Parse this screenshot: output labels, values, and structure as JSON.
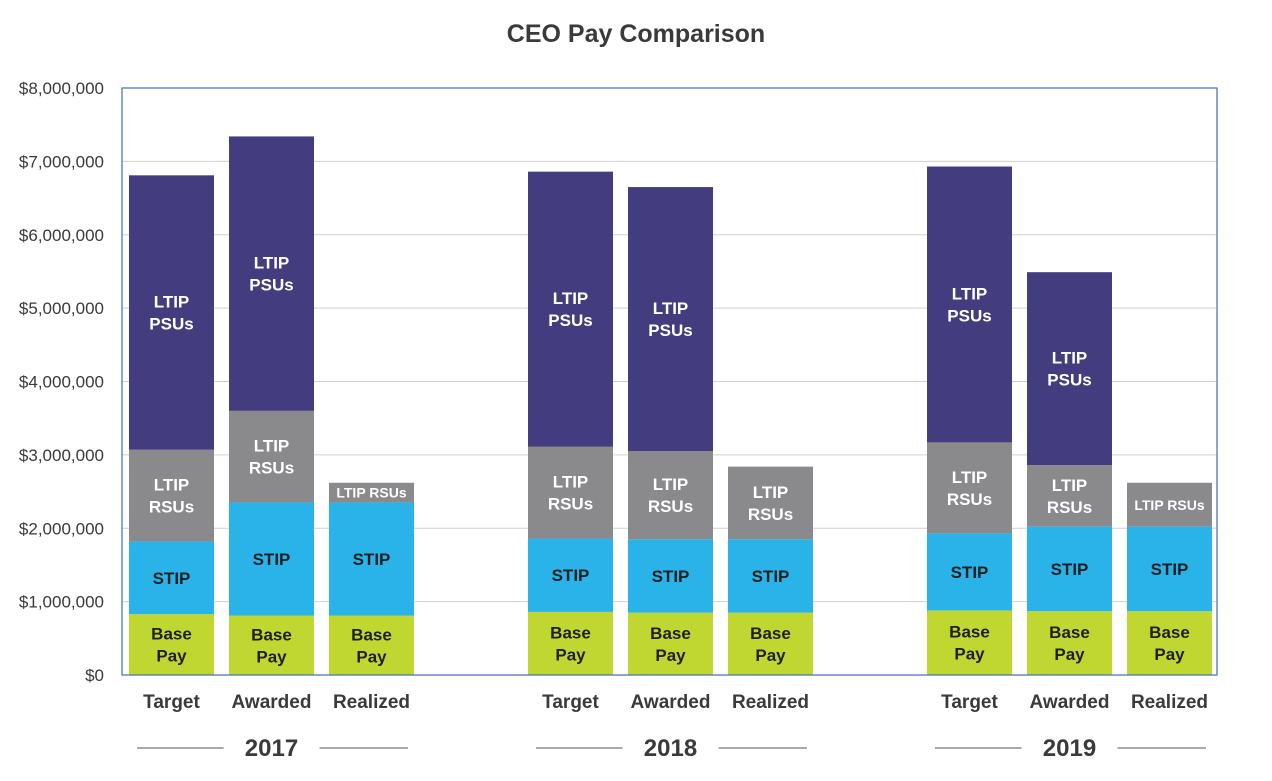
{
  "chart_data": {
    "type": "bar",
    "stacked": true,
    "title": "CEO Pay Comparison",
    "xlabel": "",
    "ylabel": "",
    "ylim": [
      0,
      8000000
    ],
    "yticks": [
      {
        "value": 0,
        "label": "$0"
      },
      {
        "value": 1000000,
        "label": "$1,000,000"
      },
      {
        "value": 2000000,
        "label": "$2,000,000"
      },
      {
        "value": 3000000,
        "label": "$3,000,000"
      },
      {
        "value": 4000000,
        "label": "$4,000,000"
      },
      {
        "value": 5000000,
        "label": "$5,000,000"
      },
      {
        "value": 6000000,
        "label": "$6,000,000"
      },
      {
        "value": 7000000,
        "label": "$7,000,000"
      },
      {
        "value": 8000000,
        "label": "$8,000,000"
      }
    ],
    "grid": true,
    "series_meta": [
      {
        "key": "base",
        "name": "Base Pay",
        "color": "#bfd730",
        "text_color": "#1f1f1f"
      },
      {
        "key": "stip",
        "name": "STIP",
        "color": "#29b3e8",
        "text_color": "#1f1f1f"
      },
      {
        "key": "rsu",
        "name": "LTIP RSUs",
        "color": "#8a8a8c",
        "text_color": "#ffffff"
      },
      {
        "key": "psu",
        "name": "LTIP PSUs",
        "color": "#433d7f",
        "text_color": "#ffffff"
      }
    ],
    "groups": [
      {
        "year": "2017",
        "bars": [
          {
            "category": "Target",
            "segments": [
              {
                "key": "base",
                "value": 830000,
                "label": [
                  "Base",
                  "Pay"
                ]
              },
              {
                "key": "stip",
                "value": 990000,
                "label": [
                  "STIP"
                ]
              },
              {
                "key": "rsu",
                "value": 1250000,
                "label": [
                  "LTIP",
                  "RSUs"
                ]
              },
              {
                "key": "psu",
                "value": 3740000,
                "label": [
                  "LTIP",
                  "PSUs"
                ]
              }
            ]
          },
          {
            "category": "Awarded",
            "segments": [
              {
                "key": "base",
                "value": 810000,
                "label": [
                  "Base",
                  "Pay"
                ]
              },
              {
                "key": "stip",
                "value": 1540000,
                "label": [
                  "STIP"
                ]
              },
              {
                "key": "rsu",
                "value": 1250000,
                "label": [
                  "LTIP",
                  "RSUs"
                ]
              },
              {
                "key": "psu",
                "value": 3740000,
                "label": [
                  "LTIP",
                  "PSUs"
                ]
              }
            ]
          },
          {
            "category": "Realized",
            "segments": [
              {
                "key": "base",
                "value": 810000,
                "label": [
                  "Base",
                  "Pay"
                ]
              },
              {
                "key": "stip",
                "value": 1540000,
                "label": [
                  "STIP"
                ]
              },
              {
                "key": "rsu",
                "value": 270000,
                "label": [
                  "LTIP RSUs"
                ],
                "small": true
              }
            ]
          }
        ]
      },
      {
        "year": "2018",
        "bars": [
          {
            "category": "Target",
            "segments": [
              {
                "key": "base",
                "value": 860000,
                "label": [
                  "Base",
                  "Pay"
                ]
              },
              {
                "key": "stip",
                "value": 1000000,
                "label": [
                  "STIP"
                ]
              },
              {
                "key": "rsu",
                "value": 1250000,
                "label": [
                  "LTIP",
                  "RSUs"
                ]
              },
              {
                "key": "psu",
                "value": 3750000,
                "label": [
                  "LTIP",
                  "PSUs"
                ]
              }
            ]
          },
          {
            "category": "Awarded",
            "segments": [
              {
                "key": "base",
                "value": 850000,
                "label": [
                  "Base",
                  "Pay"
                ]
              },
              {
                "key": "stip",
                "value": 1000000,
                "label": [
                  "STIP"
                ]
              },
              {
                "key": "rsu",
                "value": 1200000,
                "label": [
                  "LTIP",
                  "RSUs"
                ]
              },
              {
                "key": "psu",
                "value": 3600000,
                "label": [
                  "LTIP",
                  "PSUs"
                ]
              }
            ]
          },
          {
            "category": "Realized",
            "segments": [
              {
                "key": "base",
                "value": 850000,
                "label": [
                  "Base",
                  "Pay"
                ]
              },
              {
                "key": "stip",
                "value": 1000000,
                "label": [
                  "STIP"
                ]
              },
              {
                "key": "rsu",
                "value": 990000,
                "label": [
                  "LTIP",
                  "RSUs"
                ]
              }
            ]
          }
        ]
      },
      {
        "year": "2019",
        "bars": [
          {
            "category": "Target",
            "segments": [
              {
                "key": "base",
                "value": 880000,
                "label": [
                  "Base",
                  "Pay"
                ]
              },
              {
                "key": "stip",
                "value": 1050000,
                "label": [
                  "STIP"
                ]
              },
              {
                "key": "rsu",
                "value": 1240000,
                "label": [
                  "LTIP",
                  "RSUs"
                ]
              },
              {
                "key": "psu",
                "value": 3760000,
                "label": [
                  "LTIP",
                  "PSUs"
                ]
              }
            ]
          },
          {
            "category": "Awarded",
            "segments": [
              {
                "key": "base",
                "value": 870000,
                "label": [
                  "Base",
                  "Pay"
                ]
              },
              {
                "key": "stip",
                "value": 1150000,
                "label": [
                  "STIP"
                ]
              },
              {
                "key": "rsu",
                "value": 840000,
                "label": [
                  "LTIP",
                  "RSUs"
                ]
              },
              {
                "key": "psu",
                "value": 2630000,
                "label": [
                  "LTIP",
                  "PSUs"
                ]
              }
            ]
          },
          {
            "category": "Realized",
            "segments": [
              {
                "key": "base",
                "value": 870000,
                "label": [
                  "Base",
                  "Pay"
                ]
              },
              {
                "key": "stip",
                "value": 1150000,
                "label": [
                  "STIP"
                ]
              },
              {
                "key": "rsu",
                "value": 600000,
                "label": [
                  "LTIP RSUs"
                ],
                "small": true
              }
            ]
          }
        ]
      }
    ]
  },
  "colors": {
    "axis_frame": "#3f6fb5",
    "gridline": "#d0d0d0",
    "text": "#3a3a3a",
    "year_rule": "#555555"
  }
}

====

* _AIM_
Extract all the entries word for word; omit any pictures.

* _TASK RESPONSE_
Parse this screenshot: output labels, values, and structure as JSON.
{
  "chart_data": {
    "type": "bar",
    "stacked": true,
    "title": "CEO Pay Comparison",
    "xlabel": "",
    "ylabel": "",
    "ylim": [
      0,
      8000000
    ],
    "yticks": [
      {
        "value": 0,
        "label": "$0"
      },
      {
        "value": 1000000,
        "label": "$1,000,000"
      },
      {
        "value": 2000000,
        "label": "$2,000,000"
      },
      {
        "value": 3000000,
        "label": "$3,000,000"
      },
      {
        "value": 4000000,
        "label": "$4,000,000"
      },
      {
        "value": 5000000,
        "label": "$5,000,000"
      },
      {
        "value": 6000000,
        "label": "$6,000,000"
      },
      {
        "value": 7000000,
        "label": "$7,000,000"
      },
      {
        "value": 8000000,
        "label": "$8,000,000"
      }
    ],
    "grid": true,
    "series_meta": [
      {
        "key": "base",
        "name": "Base Pay",
        "color": "#bfd730",
        "text_color": "#1f1f1f"
      },
      {
        "key": "stip",
        "name": "STIP",
        "color": "#29b3e8",
        "text_color": "#1f1f1f"
      },
      {
        "key": "rsu",
        "name": "LTIP RSUs",
        "color": "#8a8a8c",
        "text_color": "#ffffff"
      },
      {
        "key": "psu",
        "name": "LTIP PSUs",
        "color": "#433d7f",
        "text_color": "#ffffff"
      }
    ],
    "groups": [
      {
        "year": "2017",
        "bars": [
          {
            "category": "Target",
            "segments": [
              {
                "key": "base",
                "value": 830000,
                "label": [
                  "Base",
                  "Pay"
                ]
              },
              {
                "key": "stip",
                "value": 990000,
                "label": [
                  "STIP"
                ]
              },
              {
                "key": "rsu",
                "value": 1250000,
                "label": [
                  "LTIP",
                  "RSUs"
                ]
              },
              {
                "key": "psu",
                "value": 3740000,
                "label": [
                  "LTIP",
                  "PSUs"
                ]
              }
            ]
          },
          {
            "category": "Awarded",
            "segments": [
              {
                "key": "base",
                "value": 810000,
                "label": [
                  "Base",
                  "Pay"
                ]
              },
              {
                "key": "stip",
                "value": 1540000,
                "label": [
                  "STIP"
                ]
              },
              {
                "key": "rsu",
                "value": 1250000,
                "label": [
                  "LTIP",
                  "RSUs"
                ]
              },
              {
                "key": "psu",
                "value": 3740000,
                "label": [
                  "LTIP",
                  "PSUs"
                ]
              }
            ]
          },
          {
            "category": "Realized",
            "segments": [
              {
                "key": "base",
                "value": 810000,
                "label": [
                  "Base",
                  "Pay"
                ]
              },
              {
                "key": "stip",
                "value": 1540000,
                "label": [
                  "STIP"
                ]
              },
              {
                "key": "rsu",
                "value": 270000,
                "label": [
                  "LTIP RSUs"
                ],
                "small": true
              }
            ]
          }
        ]
      },
      {
        "year": "2018",
        "bars": [
          {
            "category": "Target",
            "segments": [
              {
                "key": "base",
                "value": 860000,
                "label": [
                  "Base",
                  "Pay"
                ]
              },
              {
                "key": "stip",
                "value": 1000000,
                "label": [
                  "STIP"
                ]
              },
              {
                "key": "rsu",
                "value": 1250000,
                "label": [
                  "LTIP",
                  "RSUs"
                ]
              },
              {
                "key": "psu",
                "value": 3750000,
                "label": [
                  "LTIP",
                  "PSUs"
                ]
              }
            ]
          },
          {
            "category": "Awarded",
            "segments": [
              {
                "key": "base",
                "value": 850000,
                "label": [
                  "Base",
                  "Pay"
                ]
              },
              {
                "key": "stip",
                "value": 1000000,
                "label": [
                  "STIP"
                ]
              },
              {
                "key": "rsu",
                "value": 1200000,
                "label": [
                  "LTIP",
                  "RSUs"
                ]
              },
              {
                "key": "psu",
                "value": 3600000,
                "label": [
                  "LTIP",
                  "PSUs"
                ]
              }
            ]
          },
          {
            "category": "Realized",
            "segments": [
              {
                "key": "base",
                "value": 850000,
                "label": [
                  "Base",
                  "Pay"
                ]
              },
              {
                "key": "stip",
                "value": 1000000,
                "label": [
                  "STIP"
                ]
              },
              {
                "key": "rsu",
                "value": 990000,
                "label": [
                  "LTIP",
                  "RSUs"
                ]
              }
            ]
          }
        ]
      },
      {
        "year": "2019",
        "bars": [
          {
            "category": "Target",
            "segments": [
              {
                "key": "base",
                "value": 880000,
                "label": [
                  "Base",
                  "Pay"
                ]
              },
              {
                "key": "stip",
                "value": 1050000,
                "label": [
                  "STIP"
                ]
              },
              {
                "key": "rsu",
                "value": 1240000,
                "label": [
                  "LTIP",
                  "RSUs"
                ]
              },
              {
                "key": "psu",
                "value": 3760000,
                "label": [
                  "LTIP",
                  "PSUs"
                ]
              }
            ]
          },
          {
            "category": "Awarded",
            "segments": [
              {
                "key": "base",
                "value": 870000,
                "label": [
                  "Base",
                  "Pay"
                ]
              },
              {
                "key": "stip",
                "value": 1150000,
                "label": [
                  "STIP"
                ]
              },
              {
                "key": "rsu",
                "value": 840000,
                "label": [
                  "LTIP",
                  "RSUs"
                ]
              },
              {
                "key": "psu",
                "value": 2630000,
                "label": [
                  "LTIP",
                  "PSUs"
                ]
              }
            ]
          },
          {
            "category": "Realized",
            "segments": [
              {
                "key": "base",
                "value": 870000,
                "label": [
                  "Base",
                  "Pay"
                ]
              },
              {
                "key": "stip",
                "value": 1150000,
                "label": [
                  "STIP"
                ]
              },
              {
                "key": "rsu",
                "value": 600000,
                "label": [
                  "LTIP RSUs"
                ],
                "small": true
              }
            ]
          }
        ]
      }
    ]
  },
  "colors": {
    "axis_frame": "#3f6fb5",
    "gridline": "#d0d0d0",
    "text": "#3a3a3a",
    "year_rule": "#555555"
  }
}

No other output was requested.